- _요구 사항_:
아래 자료의 모든 줄을 '번호'와 '내용' 두 열로 된 마크다운 표로 정리하세요. 빈 줄은 빼고, 번호 열에는 행마다 차례로 번호를 매기세요.

::::::::

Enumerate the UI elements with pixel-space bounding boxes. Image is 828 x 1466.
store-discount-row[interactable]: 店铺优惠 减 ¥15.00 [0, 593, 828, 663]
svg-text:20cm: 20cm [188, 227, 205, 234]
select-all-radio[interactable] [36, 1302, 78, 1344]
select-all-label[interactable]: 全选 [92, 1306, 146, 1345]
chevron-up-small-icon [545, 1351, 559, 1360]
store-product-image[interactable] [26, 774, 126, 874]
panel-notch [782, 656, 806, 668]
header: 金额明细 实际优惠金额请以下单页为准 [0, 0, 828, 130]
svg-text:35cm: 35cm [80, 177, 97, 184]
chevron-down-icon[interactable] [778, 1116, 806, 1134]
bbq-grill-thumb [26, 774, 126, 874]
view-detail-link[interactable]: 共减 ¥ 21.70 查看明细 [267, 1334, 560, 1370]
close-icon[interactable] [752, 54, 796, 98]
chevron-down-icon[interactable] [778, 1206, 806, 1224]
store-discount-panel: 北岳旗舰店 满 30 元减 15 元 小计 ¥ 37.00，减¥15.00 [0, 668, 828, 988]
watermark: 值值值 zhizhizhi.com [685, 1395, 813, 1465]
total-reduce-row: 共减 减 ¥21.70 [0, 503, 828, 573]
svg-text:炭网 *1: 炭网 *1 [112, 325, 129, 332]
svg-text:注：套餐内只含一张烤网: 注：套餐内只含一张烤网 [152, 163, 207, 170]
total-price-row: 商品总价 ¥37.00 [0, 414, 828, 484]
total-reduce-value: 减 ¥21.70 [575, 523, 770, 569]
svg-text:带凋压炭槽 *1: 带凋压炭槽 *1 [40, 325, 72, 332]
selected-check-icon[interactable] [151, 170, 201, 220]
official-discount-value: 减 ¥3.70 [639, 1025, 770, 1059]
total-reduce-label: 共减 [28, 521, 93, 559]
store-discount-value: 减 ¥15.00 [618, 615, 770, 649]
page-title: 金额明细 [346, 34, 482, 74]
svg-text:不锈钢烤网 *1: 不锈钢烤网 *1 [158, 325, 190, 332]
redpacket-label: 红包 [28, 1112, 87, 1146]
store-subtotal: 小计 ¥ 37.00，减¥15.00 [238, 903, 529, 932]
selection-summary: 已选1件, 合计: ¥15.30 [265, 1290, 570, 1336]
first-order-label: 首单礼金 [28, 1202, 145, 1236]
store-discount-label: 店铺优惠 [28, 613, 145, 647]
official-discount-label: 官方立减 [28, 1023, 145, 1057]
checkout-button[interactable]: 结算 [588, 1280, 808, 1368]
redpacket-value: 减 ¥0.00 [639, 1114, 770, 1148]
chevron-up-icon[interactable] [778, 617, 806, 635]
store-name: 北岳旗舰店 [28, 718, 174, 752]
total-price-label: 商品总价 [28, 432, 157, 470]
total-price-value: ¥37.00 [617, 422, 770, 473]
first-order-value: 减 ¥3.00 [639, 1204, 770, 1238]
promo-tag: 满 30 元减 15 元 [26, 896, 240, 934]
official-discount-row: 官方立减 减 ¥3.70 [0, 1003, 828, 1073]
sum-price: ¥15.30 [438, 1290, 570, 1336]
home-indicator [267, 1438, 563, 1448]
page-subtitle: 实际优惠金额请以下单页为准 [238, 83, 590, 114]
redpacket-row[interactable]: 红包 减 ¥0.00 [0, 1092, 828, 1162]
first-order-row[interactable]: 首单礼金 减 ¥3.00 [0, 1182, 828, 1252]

::::::::

- _결과_:
| 번호 | 내용 |
|---|---|
| 1 | Enumerate the UI elements with pixel-space bounding boxes. Image is 828 x 1466. |
| 2 | store-discount-row[interactable]: 店铺优惠 减 ¥15.00 [0, 593, 828, 663] |
| 3 | svg-text:20cm: 20cm [188, 227, 205, 234] |
| 4 | select-all-radio[interactable] [36, 1302, 78, 1344] |
| 5 | select-all-label[interactable]: 全选 [92, 1306, 146, 1345] |
| 6 | chevron-up-small-icon [545, 1351, 559, 1360] |
| 7 | store-product-image[interactable] [26, 774, 126, 874] |
| 8 | panel-notch [782, 656, 806, 668] |
| 9 | header: 金额明细 实际优惠金额请以下单页为准 [0, 0, 828, 130] |
| 10 | svg-text:35cm: 35cm [80, 177, 97, 184] |
| 11 | chevron-down-icon[interactable] [778, 1116, 806, 1134] |
| 12 | bbq-grill-thumb [26, 774, 126, 874] |
| 13 | view-detail-link[interactable]: 共减 ¥ 21.70 查看明细 [267, 1334, 560, 1370] |
| 14 | close-icon[interactable] [752, 54, 796, 98] |
| 15 | chevron-down-icon[interactable] [778, 1206, 806, 1224] |
| 16 | store-discount-panel: 北岳旗舰店 满 30 元减 15 元 小计 ¥ 37.00，减¥15.00 [0, 668, 828, 988] |
| 17 | watermark: 值值值 zhizhizhi.com [685, 1395, 813, 1465] |
| 18 | total-reduce-row: 共减 减 ¥21.70 [0, 503, 828, 573] |
| 19 | svg-text:炭网 *1: 炭网 *1 [112, 325, 129, 332] |
| 20 | svg-text:注：套餐内只含一张烤网: 注：套餐内只含一张烤网 [152, 163, 207, 170] |
| 21 | total-price-row: 商品总价 ¥37.00 [0, 414, 828, 484] |
| 22 | total-reduce-value: 减 ¥21.70 [575, 523, 770, 569] |
| 23 | svg-text:带凋压炭槽 *1: 带凋压炭槽 *1 [40, 325, 72, 332] |
| 24 | selected-check-icon[interactable] [151, 170, 201, 220] |
| 25 | official-discount-value: 减 ¥3.70 [639, 1025, 770, 1059] |
| 26 | total-reduce-label: 共减 [28, 521, 93, 559] |
| 27 | store-discount-value: 减 ¥15.00 [618, 615, 770, 649] |
| 28 | page-title: 金额明细 [346, 34, 482, 74] |
| 29 | svg-text:不锈钢烤网 *1: 不锈钢烤网 *1 [158, 325, 190, 332] |
| 30 | redpacket-label: 红包 [28, 1112, 87, 1146] |
| 31 | store-subtotal: 小计 ¥ 37.00，减¥15.00 [238, 903, 529, 932] |
| 32 | selection-summary: 已选1件, 合计: ¥15.30 [265, 1290, 570, 1336] |
| 33 | first-order-label: 首单礼金 [28, 1202, 145, 1236] |
| 34 | store-discount-label: 店铺优惠 [28, 613, 145, 647] |
| 35 | official-discount-label: 官方立减 [28, 1023, 145, 1057] |
| 36 | checkout-button[interactable]: 结算 [588, 1280, 808, 1368] |
| 37 | redpacket-value: 减 ¥0.00 [639, 1114, 770, 1148] |
| 38 | chevron-up-icon[interactable] [778, 617, 806, 635] |
| 39 | store-name: 北岳旗舰店 [28, 718, 174, 752] |
| 40 | total-price-label: 商品总价 [28, 432, 157, 470] |
| 41 | total-price-value: ¥37.00 [617, 422, 770, 473] |
| 42 | first-order-value: 减 ¥3.00 [639, 1204, 770, 1238] |
| 43 | promo-tag: 满 30 元减 15 元 [26, 896, 240, 934] |
| 44 | official-discount-row: 官方立减 减 ¥3.70 [0, 1003, 828, 1073] |
| 45 | sum-price: ¥15.30 [438, 1290, 570, 1336] |
| 46 | home-indicator [267, 1438, 563, 1448] |
| 47 | page-subtitle: 实际优惠金额请以下单页为准 [238, 83, 590, 114] |
| 48 | redpacket-row[interactable]: 红包 减 ¥0.00 [0, 1092, 828, 1162] |
| 49 | first-order-row[interactable]: 首单礼金 减 ¥3.00 [0, 1182, 828, 1252] |